Search the data below for the string "name". Extract every line that contains it.
◆ ◆ ◆ ◆
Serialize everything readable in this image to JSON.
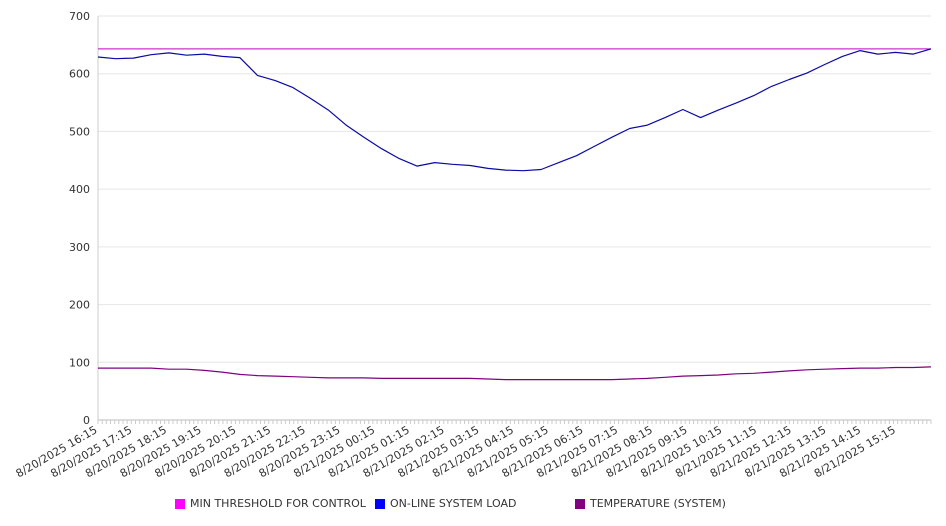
{
  "chart_data": {
    "type": "line",
    "title": "",
    "xlabel": "",
    "ylabel": "",
    "ylim": [
      0,
      700
    ],
    "yticks": [
      0,
      100,
      200,
      300,
      400,
      500,
      600,
      700
    ],
    "grid": true,
    "legend_position": "bottom",
    "x_tick_labels": [
      "8/20/2025 16:15",
      "8/20/2025 17:15",
      "8/20/2025 18:15",
      "8/20/2025 19:15",
      "8/20/2025 20:15",
      "8/20/2025 21:15",
      "8/20/2025 22:15",
      "8/20/2025 23:15",
      "8/21/2025 00:15",
      "8/21/2025 01:15",
      "8/21/2025 02:15",
      "8/21/2025 03:15",
      "8/21/2025 04:15",
      "8/21/2025 05:15",
      "8/21/2025 06:15",
      "8/21/2025 07:15",
      "8/21/2025 08:15",
      "8/21/2025 09:15",
      "8/21/2025 10:15",
      "8/21/2025 11:15",
      "8/21/2025 12:15",
      "8/21/2025 13:15",
      "8/21/2025 14:15",
      "8/21/2025 15:15"
    ],
    "x": [
      "8/20/2025 16:15",
      "8/20/2025 16:45",
      "8/20/2025 17:15",
      "8/20/2025 17:45",
      "8/20/2025 18:15",
      "8/20/2025 18:45",
      "8/20/2025 19:15",
      "8/20/2025 19:45",
      "8/20/2025 20:15",
      "8/20/2025 20:45",
      "8/20/2025 21:15",
      "8/20/2025 21:45",
      "8/20/2025 22:15",
      "8/20/2025 22:45",
      "8/20/2025 23:15",
      "8/20/2025 23:45",
      "8/21/2025 00:15",
      "8/21/2025 00:45",
      "8/21/2025 01:15",
      "8/21/2025 01:45",
      "8/21/2025 02:15",
      "8/21/2025 02:45",
      "8/21/2025 03:15",
      "8/21/2025 03:45",
      "8/21/2025 04:15",
      "8/21/2025 04:45",
      "8/21/2025 05:15",
      "8/21/2025 05:45",
      "8/21/2025 06:15",
      "8/21/2025 06:45",
      "8/21/2025 07:15",
      "8/21/2025 07:45",
      "8/21/2025 08:15",
      "8/21/2025 08:45",
      "8/21/2025 09:15",
      "8/21/2025 09:45",
      "8/21/2025 10:15",
      "8/21/2025 10:45",
      "8/21/2025 11:15",
      "8/21/2025 11:45",
      "8/21/2025 12:15",
      "8/21/2025 12:45",
      "8/21/2025 13:15",
      "8/21/2025 13:45",
      "8/21/2025 14:15",
      "8/21/2025 14:45",
      "8/21/2025 15:15",
      "8/21/2025 15:45"
    ],
    "series": [
      {
        "name": "MIN THRESHOLD FOR CONTROL",
        "color": "#cc33cc",
        "swatch_color": "#ff00ff",
        "values": [
          643,
          643,
          643,
          643,
          643,
          643,
          643,
          643,
          643,
          643,
          643,
          643,
          643,
          643,
          643,
          643,
          643,
          643,
          643,
          643,
          643,
          643,
          643,
          643,
          643,
          643,
          643,
          643,
          643,
          643,
          643,
          643,
          643,
          643,
          643,
          643,
          643,
          643,
          643,
          643,
          643,
          643,
          643,
          643,
          643,
          643,
          643,
          643
        ]
      },
      {
        "name": "ON-LINE SYSTEM LOAD",
        "color": "#0a0aa8",
        "swatch_color": "#0000ff",
        "values": [
          629,
          626,
          627,
          633,
          636,
          632,
          634,
          630,
          628,
          597,
          588,
          576,
          557,
          537,
          511,
          490,
          470,
          453,
          440,
          446,
          443,
          441,
          436,
          433,
          432,
          434,
          446,
          458,
          474,
          490,
          505,
          511,
          524,
          538,
          524,
          537,
          549,
          562,
          578,
          590,
          601,
          616,
          630,
          640,
          634,
          637,
          634,
          643
        ]
      },
      {
        "name": "TEMPERATURE (SYSTEM)",
        "color": "#800080",
        "swatch_color": "#800080",
        "values": [
          90,
          90,
          90,
          90,
          88,
          88,
          86,
          83,
          79,
          77,
          76,
          75,
          74,
          73,
          73,
          73,
          72,
          72,
          72,
          72,
          72,
          72,
          71,
          70,
          70,
          70,
          70,
          70,
          70,
          70,
          71,
          72,
          74,
          76,
          77,
          78,
          80,
          81,
          83,
          85,
          87,
          88,
          89,
          90,
          90,
          91,
          91,
          92
        ]
      }
    ]
  }
}
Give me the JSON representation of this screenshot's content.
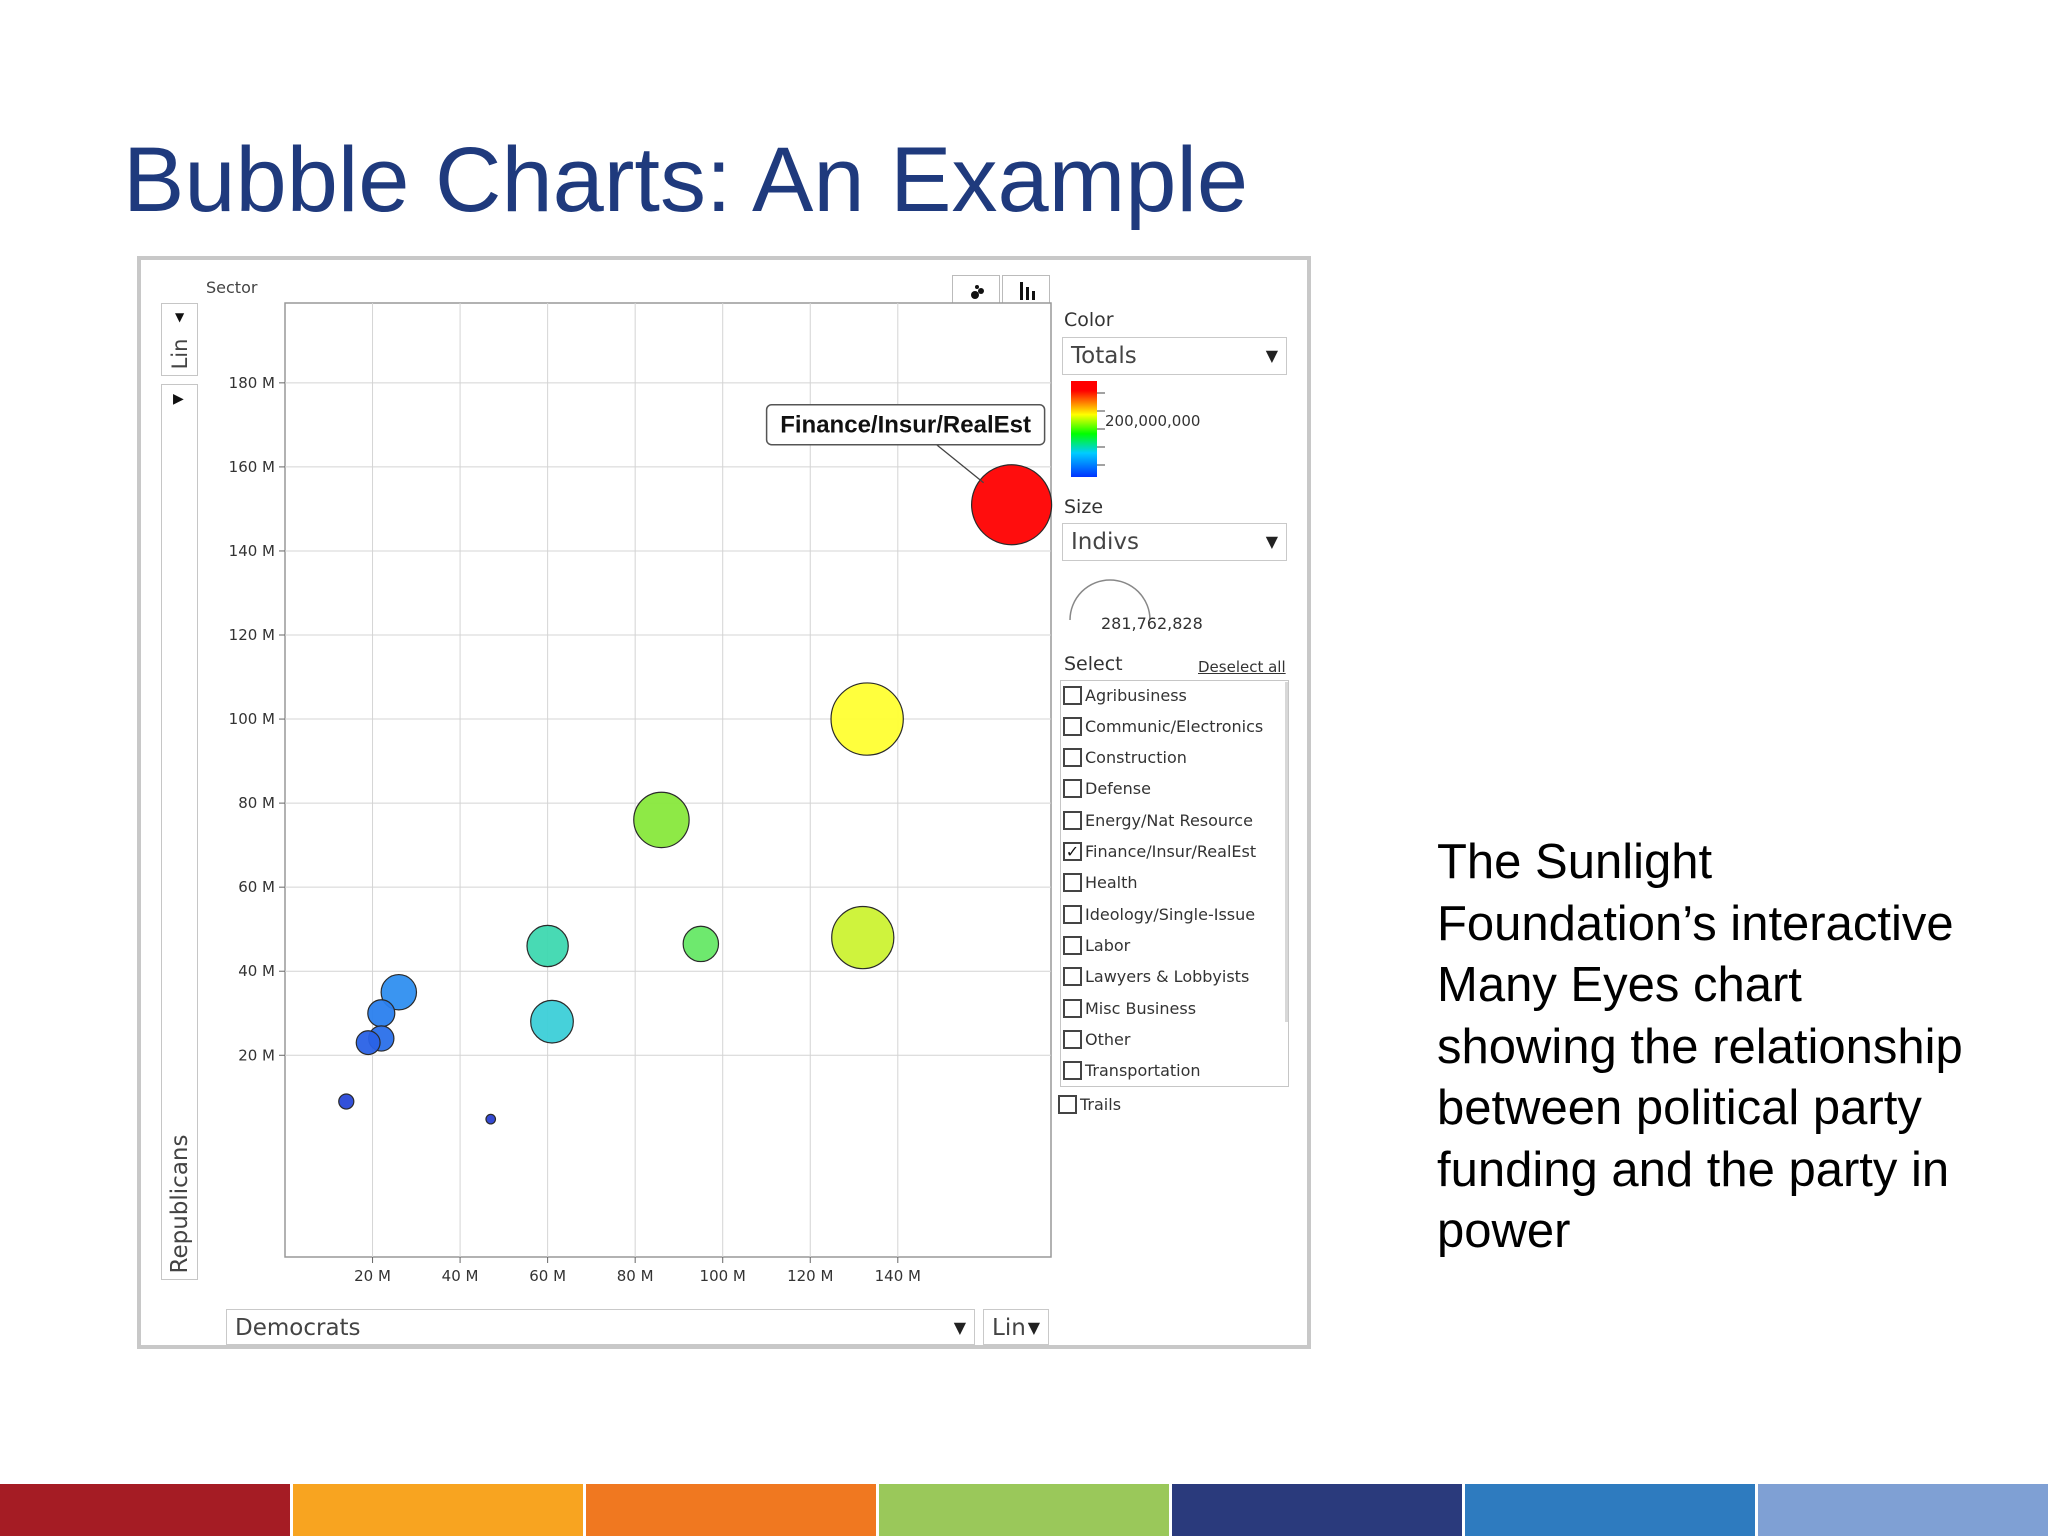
{
  "slide": {
    "title": "Bubble Charts:  An Example",
    "side_text": "The Sunlight Foundation’s interactive Many Eyes chart showing the relationship between political party funding and the party in power",
    "bottom_bar_colors": [
      "#a51c24",
      "#f8a420",
      "#f07820",
      "#9ac85a",
      "#2a3a7c",
      "#2e7bbf",
      "#7fa0d4"
    ]
  },
  "controls": {
    "sector_label": "Sector",
    "y_scale_label": "Lin",
    "y_scale_arrow": "▼",
    "play_icon": "▶",
    "y_axis_select": "Republicans",
    "x_axis_select": "Democrats",
    "x_scale_select": "Lin",
    "color_label": "Color",
    "color_select": "Totals",
    "color_max_label": "200,000,000",
    "size_label": "Size",
    "size_select": "Indivs",
    "size_max_label": "281,762,828",
    "select_label": "Select",
    "deselect_all": "Deselect all",
    "dropdown_arrow": "▼",
    "checkmark": "✓",
    "trails_label": "Trails",
    "scatter_view_icon": "bubble-view-icon",
    "bar_view_icon": "bar-view-icon"
  },
  "sectors": [
    {
      "label": "Agribusiness",
      "checked": false
    },
    {
      "label": "Communic/Electronics",
      "checked": false
    },
    {
      "label": "Construction",
      "checked": false
    },
    {
      "label": "Defense",
      "checked": false
    },
    {
      "label": "Energy/Nat Resource",
      "checked": false
    },
    {
      "label": "Finance/Insur/RealEst",
      "checked": true
    },
    {
      "label": "Health",
      "checked": false
    },
    {
      "label": "Ideology/Single-Issue",
      "checked": false
    },
    {
      "label": "Labor",
      "checked": false
    },
    {
      "label": "Lawyers & Lobbyists",
      "checked": false
    },
    {
      "label": "Misc Business",
      "checked": false
    },
    {
      "label": "Other",
      "checked": false
    },
    {
      "label": "Transportation",
      "checked": false
    }
  ],
  "chart_data": {
    "type": "scatter",
    "title": "",
    "xlabel": "Democrats",
    "ylabel": "Republicans",
    "xlim": [
      0,
      175000000
    ],
    "ylim": [
      -28000000,
      199000000
    ],
    "x_ticks": [
      20000000,
      40000000,
      60000000,
      80000000,
      100000000,
      120000000,
      140000000
    ],
    "x_tick_labels": [
      "20 M",
      "40 M",
      "60 M",
      "80 M",
      "100 M",
      "120 M",
      "140 M"
    ],
    "y_ticks": [
      20000000,
      40000000,
      60000000,
      80000000,
      100000000,
      120000000,
      140000000,
      160000000,
      180000000
    ],
    "y_tick_labels": [
      "20 M",
      "40 M",
      "60 M",
      "80 M",
      "100 M",
      "120 M",
      "140 M",
      "160 M",
      "180 M"
    ],
    "grid": true,
    "color_by": "Totals",
    "size_by": "Indivs",
    "color_max": 200000000,
    "size_max": 281762828,
    "callout": "Finance/Insur/RealEst",
    "points": [
      {
        "x": 166000000,
        "y": 151000000,
        "size": 281762828,
        "color": "#ff0000",
        "label": "Finance/Insur/RealEst"
      },
      {
        "x": 133000000,
        "y": 100000000,
        "size": 230000000,
        "color": "#ffff33"
      },
      {
        "x": 132000000,
        "y": 48000000,
        "size": 170000000,
        "color": "#ccf233"
      },
      {
        "x": 86000000,
        "y": 76000000,
        "size": 135000000,
        "color": "#88e83c"
      },
      {
        "x": 95000000,
        "y": 46500000,
        "size": 55000000,
        "color": "#66e866"
      },
      {
        "x": 60000000,
        "y": 46000000,
        "size": 75000000,
        "color": "#3ed8b0"
      },
      {
        "x": 61000000,
        "y": 28000000,
        "size": 80000000,
        "color": "#3ccfd8"
      },
      {
        "x": 26000000,
        "y": 35000000,
        "size": 55000000,
        "color": "#2f8ff0"
      },
      {
        "x": 22000000,
        "y": 30000000,
        "size": 32000000,
        "color": "#2a7fee"
      },
      {
        "x": 22000000,
        "y": 24000000,
        "size": 28000000,
        "color": "#2a70ea"
      },
      {
        "x": 19000000,
        "y": 23000000,
        "size": 25000000,
        "color": "#2a62e6"
      },
      {
        "x": 14000000,
        "y": 9000000,
        "size": 10000000,
        "color": "#2848d8"
      },
      {
        "x": 47000000,
        "y": 4800000,
        "size": 4000000,
        "color": "#2a40d0"
      }
    ]
  }
}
◆ ◆ ◆ ◆
EXERCISE RESULT
        "name": "MIN THRESHOLD FOR CONTROL",
        "name": "ON-LINE SYSTEM LOAD",
        "name": "TEMPERATURE (SYSTEM)",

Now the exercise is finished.